--- Task details ---
Filter the entries for the word "banana". Copy each line in which it occurs.

--- Task inputs ---
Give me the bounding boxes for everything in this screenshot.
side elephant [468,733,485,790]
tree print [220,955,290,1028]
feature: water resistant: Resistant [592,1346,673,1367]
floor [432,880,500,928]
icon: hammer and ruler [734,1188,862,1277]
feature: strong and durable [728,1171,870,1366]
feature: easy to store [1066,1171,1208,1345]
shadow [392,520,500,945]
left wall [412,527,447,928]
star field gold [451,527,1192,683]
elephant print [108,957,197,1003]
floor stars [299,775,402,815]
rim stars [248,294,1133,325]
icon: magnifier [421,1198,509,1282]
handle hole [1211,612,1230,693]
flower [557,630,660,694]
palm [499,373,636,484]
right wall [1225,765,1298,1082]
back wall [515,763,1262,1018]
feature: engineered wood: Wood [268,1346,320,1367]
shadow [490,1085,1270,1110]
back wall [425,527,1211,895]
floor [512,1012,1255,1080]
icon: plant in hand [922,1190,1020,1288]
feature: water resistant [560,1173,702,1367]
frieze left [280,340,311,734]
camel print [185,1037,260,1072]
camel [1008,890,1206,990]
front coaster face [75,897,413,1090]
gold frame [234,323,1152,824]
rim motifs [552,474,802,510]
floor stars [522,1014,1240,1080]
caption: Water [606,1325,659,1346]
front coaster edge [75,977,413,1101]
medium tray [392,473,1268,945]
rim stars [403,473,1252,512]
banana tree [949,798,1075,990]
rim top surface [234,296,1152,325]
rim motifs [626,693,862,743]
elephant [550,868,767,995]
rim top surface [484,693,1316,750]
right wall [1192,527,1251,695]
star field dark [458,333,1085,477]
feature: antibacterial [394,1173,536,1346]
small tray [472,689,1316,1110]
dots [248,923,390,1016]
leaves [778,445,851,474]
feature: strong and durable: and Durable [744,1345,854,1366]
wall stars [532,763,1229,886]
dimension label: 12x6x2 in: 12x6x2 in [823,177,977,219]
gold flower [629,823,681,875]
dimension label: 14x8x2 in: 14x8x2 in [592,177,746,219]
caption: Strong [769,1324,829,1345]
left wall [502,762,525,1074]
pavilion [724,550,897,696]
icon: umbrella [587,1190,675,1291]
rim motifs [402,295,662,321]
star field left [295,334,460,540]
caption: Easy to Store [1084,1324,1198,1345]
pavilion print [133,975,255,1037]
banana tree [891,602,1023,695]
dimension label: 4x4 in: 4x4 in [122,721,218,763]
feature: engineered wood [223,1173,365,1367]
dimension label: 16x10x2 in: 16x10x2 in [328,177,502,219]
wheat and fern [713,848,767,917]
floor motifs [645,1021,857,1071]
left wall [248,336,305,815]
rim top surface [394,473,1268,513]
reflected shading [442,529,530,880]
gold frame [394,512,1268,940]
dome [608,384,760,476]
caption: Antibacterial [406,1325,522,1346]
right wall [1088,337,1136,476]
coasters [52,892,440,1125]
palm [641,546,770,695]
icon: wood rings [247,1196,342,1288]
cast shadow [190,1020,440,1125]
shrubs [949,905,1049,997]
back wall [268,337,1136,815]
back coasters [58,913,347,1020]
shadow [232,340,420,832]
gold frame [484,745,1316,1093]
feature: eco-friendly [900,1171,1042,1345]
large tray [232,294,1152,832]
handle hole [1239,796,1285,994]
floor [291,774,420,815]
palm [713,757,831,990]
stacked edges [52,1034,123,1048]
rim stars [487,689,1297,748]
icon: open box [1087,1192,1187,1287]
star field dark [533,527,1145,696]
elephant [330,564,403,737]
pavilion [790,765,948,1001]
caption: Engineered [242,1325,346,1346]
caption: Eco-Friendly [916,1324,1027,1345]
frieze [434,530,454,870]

--- The answer ---
banana tree [949,798,1075,990]
banana tree [891,602,1023,695]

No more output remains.